SELECTED TEXT:
──────────

The Obama administration has defended its gathering of phone records of millions of Verizon customers—right down to local call data—after the Guardian newspaper reported late Wednesday night that the National Security Agency has been collecting them under a top-secret court order issued in April. The administration called it a "critical tool" against terrorism and underlined that the government is not listening in on anyone's calls.
Under the Foreign Intelligence Surveillance Court order, the Guardian reported, Verizon Business Services must provide the NSA “on an ongoing daily basis” with information from calls between the U.S. and overseas—as well as from calls made entirely inside the U.S. Calls made entirely overseas were not affected. It was unclear whether phones in other Verizon divisions—its regular cellphone operations, for instance—were similarly targeted.
Guardian writer Glenn Greenwald, a frequent and fierce critic of the national security state’s expansion since 9/11, writes in his bombshell report that:
The document shows for the first time that under the Obama administration the communication records of millions of US citizens are being collected indiscriminately and in bulk—regardless of whether they are suspected of any wrongdoing.
The order, issued April 25 and valid through July 19, requires Verizon to turn over the numbers of both parties, location data, call duration and other information—though not the contents of the calls.
The White House initially declined to comment, but a senior administration official has now defended the activities described in the Guardian piece without confirming the specific report.
"On its face, the order reprinted in the article does not allow the government to listen in on anyone's telephone calls," the official, who requested anonymity, wrote in an email. "The information acquired does not include the content of any communications or the name of any subscriber."

──────────

TASK ITEM A: Quote the stretch of the Verizon phone-records report from "Under the Foreign" through "instance—were similarly targeted.".
TASK ITEM B: In the report on the NSA's collection of Verizon phone records, which calls does the court order leave unaffected?
TASK ITEM C: Proceed with the report on the NSA's collection of Verizon phone records, picking up after its final sentence.

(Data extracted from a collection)
──────────

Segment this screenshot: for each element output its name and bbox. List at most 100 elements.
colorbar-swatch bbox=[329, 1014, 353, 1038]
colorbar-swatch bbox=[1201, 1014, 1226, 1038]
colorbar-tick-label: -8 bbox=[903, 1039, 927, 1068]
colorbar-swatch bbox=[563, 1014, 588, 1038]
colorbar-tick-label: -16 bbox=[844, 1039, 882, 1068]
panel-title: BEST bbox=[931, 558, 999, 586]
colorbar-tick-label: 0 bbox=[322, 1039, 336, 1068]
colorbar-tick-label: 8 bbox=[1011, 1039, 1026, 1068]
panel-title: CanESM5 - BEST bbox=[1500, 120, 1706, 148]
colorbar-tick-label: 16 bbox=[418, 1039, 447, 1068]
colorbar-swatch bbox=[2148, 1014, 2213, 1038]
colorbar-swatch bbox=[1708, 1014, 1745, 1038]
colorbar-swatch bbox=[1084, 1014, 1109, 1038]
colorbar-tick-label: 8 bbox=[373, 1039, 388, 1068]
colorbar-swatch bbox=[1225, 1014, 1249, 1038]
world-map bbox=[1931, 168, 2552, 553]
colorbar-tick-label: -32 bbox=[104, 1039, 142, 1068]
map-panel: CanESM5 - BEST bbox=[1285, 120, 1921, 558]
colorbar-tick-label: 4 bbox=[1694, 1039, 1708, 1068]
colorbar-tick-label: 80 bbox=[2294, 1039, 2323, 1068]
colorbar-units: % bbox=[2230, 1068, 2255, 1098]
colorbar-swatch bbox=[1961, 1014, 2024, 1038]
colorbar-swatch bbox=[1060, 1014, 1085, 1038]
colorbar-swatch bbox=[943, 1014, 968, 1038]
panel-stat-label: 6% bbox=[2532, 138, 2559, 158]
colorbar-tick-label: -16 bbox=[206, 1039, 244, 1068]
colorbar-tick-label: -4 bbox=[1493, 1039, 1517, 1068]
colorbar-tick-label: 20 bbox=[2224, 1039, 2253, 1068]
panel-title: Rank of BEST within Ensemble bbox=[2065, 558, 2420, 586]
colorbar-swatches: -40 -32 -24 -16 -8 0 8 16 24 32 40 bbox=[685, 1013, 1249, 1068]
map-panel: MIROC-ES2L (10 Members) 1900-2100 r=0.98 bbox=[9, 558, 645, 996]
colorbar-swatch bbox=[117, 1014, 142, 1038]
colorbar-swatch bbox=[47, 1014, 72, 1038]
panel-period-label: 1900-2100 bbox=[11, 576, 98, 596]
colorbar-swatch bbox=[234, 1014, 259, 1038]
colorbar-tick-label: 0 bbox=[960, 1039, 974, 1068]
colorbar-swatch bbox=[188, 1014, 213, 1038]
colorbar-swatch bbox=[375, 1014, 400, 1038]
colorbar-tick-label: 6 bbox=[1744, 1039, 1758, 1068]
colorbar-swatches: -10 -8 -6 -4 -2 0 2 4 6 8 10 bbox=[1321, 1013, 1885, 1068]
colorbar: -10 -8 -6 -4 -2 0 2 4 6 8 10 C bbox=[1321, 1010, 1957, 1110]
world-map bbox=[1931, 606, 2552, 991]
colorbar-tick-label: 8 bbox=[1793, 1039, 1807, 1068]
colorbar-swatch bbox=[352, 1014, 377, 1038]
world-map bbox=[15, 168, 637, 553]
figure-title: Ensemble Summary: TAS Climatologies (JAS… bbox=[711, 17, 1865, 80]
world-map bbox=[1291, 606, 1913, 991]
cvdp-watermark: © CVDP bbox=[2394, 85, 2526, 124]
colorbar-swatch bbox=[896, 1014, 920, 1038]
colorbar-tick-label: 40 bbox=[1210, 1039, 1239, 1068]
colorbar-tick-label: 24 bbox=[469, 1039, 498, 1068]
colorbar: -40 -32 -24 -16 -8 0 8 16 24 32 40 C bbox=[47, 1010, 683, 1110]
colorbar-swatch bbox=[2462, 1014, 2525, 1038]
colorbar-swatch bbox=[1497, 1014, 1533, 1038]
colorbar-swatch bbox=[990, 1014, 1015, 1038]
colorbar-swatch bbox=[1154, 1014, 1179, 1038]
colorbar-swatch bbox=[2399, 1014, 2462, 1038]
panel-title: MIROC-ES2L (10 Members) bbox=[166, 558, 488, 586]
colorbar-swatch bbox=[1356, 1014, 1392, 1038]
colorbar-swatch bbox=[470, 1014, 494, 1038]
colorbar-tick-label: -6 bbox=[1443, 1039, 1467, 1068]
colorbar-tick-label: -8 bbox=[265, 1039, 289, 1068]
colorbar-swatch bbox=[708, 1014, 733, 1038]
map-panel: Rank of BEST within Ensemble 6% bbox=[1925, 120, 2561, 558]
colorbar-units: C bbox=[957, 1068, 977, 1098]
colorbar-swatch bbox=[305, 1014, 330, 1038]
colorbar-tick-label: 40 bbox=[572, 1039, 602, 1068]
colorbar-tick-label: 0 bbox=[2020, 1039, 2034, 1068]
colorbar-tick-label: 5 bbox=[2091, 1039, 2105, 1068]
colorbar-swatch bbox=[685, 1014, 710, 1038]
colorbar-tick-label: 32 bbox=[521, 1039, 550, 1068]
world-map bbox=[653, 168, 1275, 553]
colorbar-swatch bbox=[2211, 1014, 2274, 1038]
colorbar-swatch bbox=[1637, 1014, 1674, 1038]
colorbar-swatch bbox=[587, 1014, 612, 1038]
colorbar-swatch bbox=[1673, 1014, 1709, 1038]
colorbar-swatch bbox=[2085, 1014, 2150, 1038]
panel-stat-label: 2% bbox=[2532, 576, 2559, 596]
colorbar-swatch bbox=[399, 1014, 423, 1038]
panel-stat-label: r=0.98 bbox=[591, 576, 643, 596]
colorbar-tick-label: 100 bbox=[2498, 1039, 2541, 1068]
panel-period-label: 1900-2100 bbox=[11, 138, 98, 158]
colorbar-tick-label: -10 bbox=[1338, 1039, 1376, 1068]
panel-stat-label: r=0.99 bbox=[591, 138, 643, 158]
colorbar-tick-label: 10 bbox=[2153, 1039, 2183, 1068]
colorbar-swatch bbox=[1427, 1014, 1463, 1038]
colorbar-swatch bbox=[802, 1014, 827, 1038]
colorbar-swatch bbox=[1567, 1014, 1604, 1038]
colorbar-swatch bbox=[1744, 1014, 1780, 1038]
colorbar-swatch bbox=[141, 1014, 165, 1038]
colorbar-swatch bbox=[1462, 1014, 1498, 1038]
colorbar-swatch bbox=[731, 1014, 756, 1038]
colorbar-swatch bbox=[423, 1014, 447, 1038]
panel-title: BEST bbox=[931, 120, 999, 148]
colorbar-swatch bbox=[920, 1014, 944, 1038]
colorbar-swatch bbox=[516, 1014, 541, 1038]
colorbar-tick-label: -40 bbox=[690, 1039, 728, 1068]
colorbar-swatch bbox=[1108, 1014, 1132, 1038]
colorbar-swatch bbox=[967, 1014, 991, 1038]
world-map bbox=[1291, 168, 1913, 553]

──────────

EXPECTED OUTPUT A:
Under the Foreign Intelligence Surveillance Court order, the Guardian reported, Verizon Business Services must provide the NSA “on an ongoing daily basis” with information from calls between the U.S. and overseas—as well as from calls made entirely inside the U.S. Calls made entirely overseas were not affected. It was unclear whether phones in other Verizon divisions—its regular cellphone operations, for instance—were similarly targeted.

EXPECTED OUTPUT B: Calls made entirely overseas.

EXPECTED OUTPUT C:
And "information of the sort described in the Guardian article has been a critical tool in protecting the nation from terrorist threats to the United States, as it allows counterterrorism personnel to discover whether known or suspected terrorists have been in contact with other persons who may be engaged in terrorist activities, particularly people located inside the United States," the official said.
Congress has been "regularly and fully briefed" on such practices, which occur under a "robust legal regime" and "strict controls and procedures ... to ensure that they comply with the Constitution and laws of the United States and appropriately protect privacy and civil liberties," the official added.
Judge Roger Vinson’s order relies on Section 215 of the Patriot Act. That part of the law, also known as the “business records provision,” permits FBI agents to seek a court order for “any tangible things (including books, records, papers, documents, and other items)” it deems relevant to an investigation.
Democratic Sen. Ron Wyden of Oregon, who sits on the Senate Intelligence Committee, has repeatedly sounded the alarm about the way the government interprets that provision—though he's sharply limited in what he can say about classified information. Wyden and Democratic Sen. Mark Udall of Colorado, another committee member, wrote a scathing letter to Attorney General Eric Holder in September 2011 warning that Americans would be "stunned" if they learned what the government was doing.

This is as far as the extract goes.